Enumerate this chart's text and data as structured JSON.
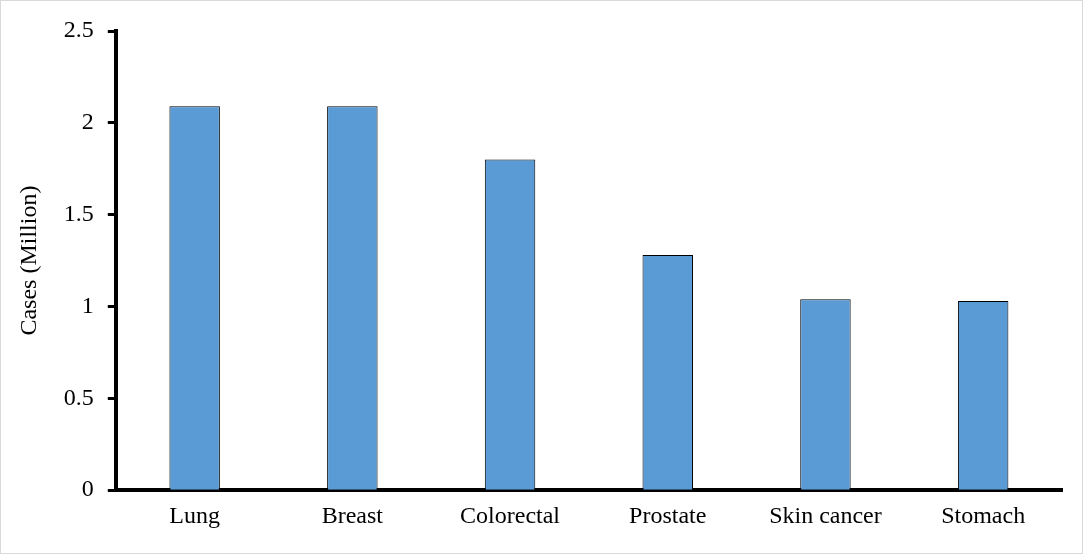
{
  "chart_data": {
    "type": "bar",
    "ylabel": "Cases (Million)",
    "categories": [
      "Lung",
      "Breast",
      "Colorectal",
      "Prostate",
      "Skin cancer",
      "Stomach"
    ],
    "values": [
      2.09,
      2.09,
      1.8,
      1.28,
      1.04,
      1.03
    ],
    "color": "#5b9bd5",
    "ylim": [
      0,
      2.5
    ],
    "yticks": [
      0,
      0.5,
      1,
      1.5,
      2,
      2.5
    ],
    "grid": false,
    "legend": false
  }
}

• [INSTRUCTION] Every line of the data should be copied as it stands, without the images.

• [EXERCISE RESULT]
Enumerate this chart's text and data as structured JSON.
{
  "chart_data": {
    "type": "bar",
    "ylabel": "Cases (Million)",
    "categories": [
      "Lung",
      "Breast",
      "Colorectal",
      "Prostate",
      "Skin cancer",
      "Stomach"
    ],
    "values": [
      2.09,
      2.09,
      1.8,
      1.28,
      1.04,
      1.03
    ],
    "color": "#5b9bd5",
    "ylim": [
      0,
      2.5
    ],
    "yticks": [
      0,
      0.5,
      1,
      1.5,
      2,
      2.5
    ],
    "grid": false,
    "legend": false
  }
}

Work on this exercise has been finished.